# MATERIAL FOR THIS EXERCISE:
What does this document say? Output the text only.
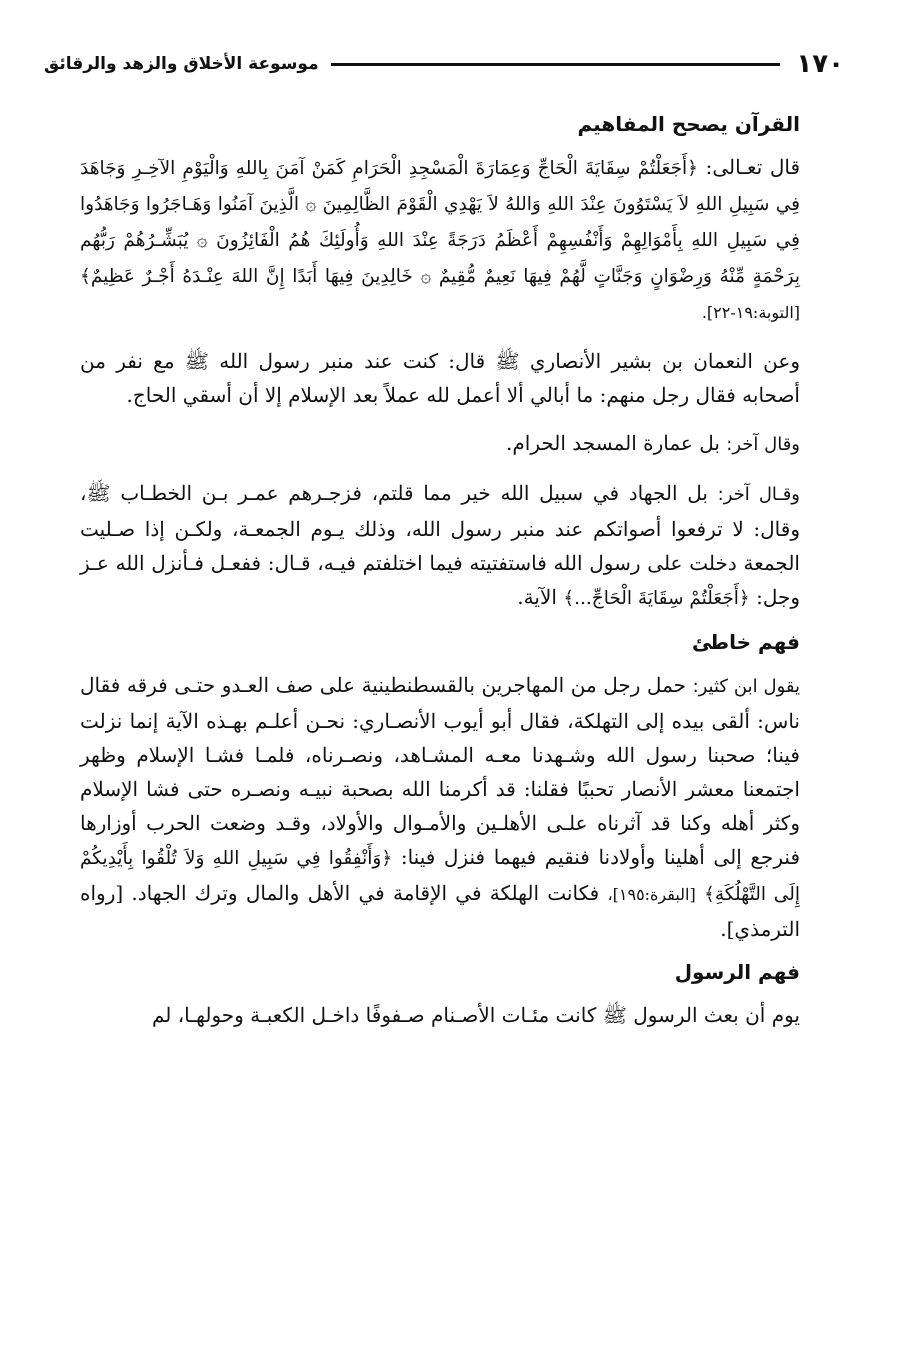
١٧٠
موسوعة الأخلاق والزهد والرقائق
القرآن يصحح المفاهيم

قال تعـالى: ﴿أَجَعَلْتُمْ سِقَايَةَ الْحَاجِّ وَعِمَارَةَ الْمَسْجِدِ الْحَرَامِ كَمَنْ آمَنَ بِاللهِ وَالْيَوْمِ الآخِـرِ وَجَاهَدَ فِي سَبِيلِ اللهِ لاَ يَسْتَوُونَ عِنْدَ اللهِ وَاللهُ لاَ يَهْدِي الْقَوْمَ الظَّالِمِينَ ۞ الَّذِينَ آمَنُوا وَهَـاجَرُوا وَجَاهَدُوا فِي سَبِيلِ اللهِ بِأَمْوَالِهِمْ وَأَنْفُسِهِمْ أَعْظَمُ دَرَجَةً عِنْدَ اللهِ وَأُولَئِكَ هُمُ الْفَائِزُونَ ۞ يُبَشِّـرُهُمْ رَبُّهُم بِرَحْمَةٍ مِّنْهُ وَرِضْوَانٍ وَجَنَّاتٍ لَّهُمْ فِيهَا نَعِيمٌ مُّقِيمٌ ۞ خَالِدِينَ فِيهَا أَبَدًا إِنَّ اللهَ عِنْـدَهُ أَجْـرٌ عَظِيمٌ﴾ [التوبة:١٩-٢٢].

وعن النعمان بن بشير الأنصاري ﷺ قال: كنت عند منبر رسول الله ﷺ مع نفر من أصحابه فقال رجل منهم: ما أبالي ألا أعمل لله عملاً بعد الإسلام إلا أن أسقي الحاج.

وقال آخر: بل عمارة المسجد الحرام.

وقـال آخر: بل الجهاد في سبيل الله خير مما قلتم، فزجـرهم عمـر بـن الخطـاب ﷺ، وقال: لا ترفعوا أصواتكم عند منبر رسول الله، وذلك يـوم الجمعـة، ولكـن إذا صـليت الجمعة دخلت على رسول الله فاستفتيته فيما اختلفتم فيـه، قـال: ففعـل فـأنزل الله عـز وجل: ﴿أَجَعَلْتُمْ سِقَايَةَ الْحَاجِّ...﴾ الآية.

فهم خاطئ

يقول ابن كثير: حمل رجل من المهاجرين بالقسطنطينية على صف العـدو حتـى فرقه فقال ناس: ألقى بيده إلى التهلكة، فقال أبو أيوب الأنصـاري: نحـن أعلـم بهـذه الآية إنما نزلت فينا؛ صحبنا رسول الله وشـهدنا معـه المشـاهد، ونصـرناه، فلمـا فشـا الإسلام وظهر اجتمعنا معشر الأنصار تحببًا فقلنا: قد أكرمنا الله بصحبة نبيـه ونصـره حتى فشا الإسلام وكثر أهله وكنا قد آثرناه علـى الأهلـين والأمـوال والأولاد، وقـد وضعت الحرب أوزارها فنرجع إلى أهلينا وأولادنا فنقيم فيهما فنزل فينا: ﴿وَأَنْفِقُوا فِي سَبِيلِ اللهِ وَلاَ تُلْقُوا بِأَيْدِيكُمْ إِلَى التَّهْلُكَةِ﴾ [البقرة:١٩٥]، فكانت الهلكة في الإقامة في الأهل والمال وترك الجهاد. [رواه الترمذي].

فهم الرسول

يوم أن بعث الرسول ﷺ كانت مئـات الأصـنام صـفوفًا داخـل الكعبـة وحولهـا، لم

# CHALLENGE:
Pictures in the records above are not copied; print everything else exactly.

# SOLUTION TO THIS PROBLEM:
What does this document say? Output the text only.
١٧٠
موسوعة الأخلاق والزهد والرقائق
القرآن يصحح المفاهيم

قال تعـالى: ﴿أَجَعَلْتُمْ سِقَايَةَ الْحَاجِّ وَعِمَارَةَ الْمَسْجِدِ الْحَرَامِ كَمَنْ آمَنَ بِاللهِ وَالْيَوْمِ الآخِـرِ وَجَاهَدَ فِي سَبِيلِ اللهِ لاَ يَسْتَوُونَ عِنْدَ اللهِ وَاللهُ لاَ يَهْدِي الْقَوْمَ الظَّالِمِينَ ۞ الَّذِينَ آمَنُوا وَهَـاجَرُوا وَجَاهَدُوا فِي سَبِيلِ اللهِ بِأَمْوَالِهِمْ وَأَنْفُسِهِمْ أَعْظَمُ دَرَجَةً عِنْدَ اللهِ وَأُولَئِكَ هُمُ الْفَائِزُونَ ۞ يُبَشِّـرُهُمْ رَبُّهُم بِرَحْمَةٍ مِّنْهُ وَرِضْوَانٍ وَجَنَّاتٍ لَّهُمْ فِيهَا نَعِيمٌ مُّقِيمٌ ۞ خَالِدِينَ فِيهَا أَبَدًا إِنَّ اللهَ عِنْـدَهُ أَجْـرٌ عَظِيمٌ﴾ [التوبة:١٩-٢٢].

وعن النعمان بن بشير الأنصاري ﷺ قال: كنت عند منبر رسول الله ﷺ مع نفر من أصحابه فقال رجل منهم: ما أبالي ألا أعمل لله عملاً بعد الإسلام إلا أن أسقي الحاج.

وقال آخر: بل عمارة المسجد الحرام.

وقـال آخر: بل الجهاد في سبيل الله خير مما قلتم، فزجـرهم عمـر بـن الخطـاب ﷺ، وقال: لا ترفعوا أصواتكم عند منبر رسول الله، وذلك يـوم الجمعـة، ولكـن إذا صـليت الجمعة دخلت على رسول الله فاستفتيته فيما اختلفتم فيـه، قـال: ففعـل فـأنزل الله عـز وجل: ﴿أَجَعَلْتُمْ سِقَايَةَ الْحَاجِّ...﴾ الآية.

فهم خاطئ

يقول ابن كثير: حمل رجل من المهاجرين بالقسطنطينية على صف العـدو حتـى فرقه فقال ناس: ألقى بيده إلى التهلكة، فقال أبو أيوب الأنصـاري: نحـن أعلـم بهـذه الآية إنما نزلت فينا؛ صحبنا رسول الله وشـهدنا معـه المشـاهد، ونصـرناه، فلمـا فشـا الإسلام وظهر اجتمعنا معشر الأنصار تحببًا فقلنا: قد أكرمنا الله بصحبة نبيـه ونصـره حتى فشا الإسلام وكثر أهله وكنا قد آثرناه علـى الأهلـين والأمـوال والأولاد، وقـد وضعت الحرب أوزارها فنرجع إلى أهلينا وأولادنا فنقيم فيهما فنزل فينا: ﴿وَأَنْفِقُوا فِي سَبِيلِ اللهِ وَلاَ تُلْقُوا بِأَيْدِيكُمْ إِلَى التَّهْلُكَةِ﴾ [البقرة:١٩٥]، فكانت الهلكة في الإقامة في الأهل والمال وترك الجهاد. [رواه الترمذي].

فهم الرسول

يوم أن بعث الرسول ﷺ كانت مئـات الأصـنام صـفوفًا داخـل الكعبـة وحولهـا، لم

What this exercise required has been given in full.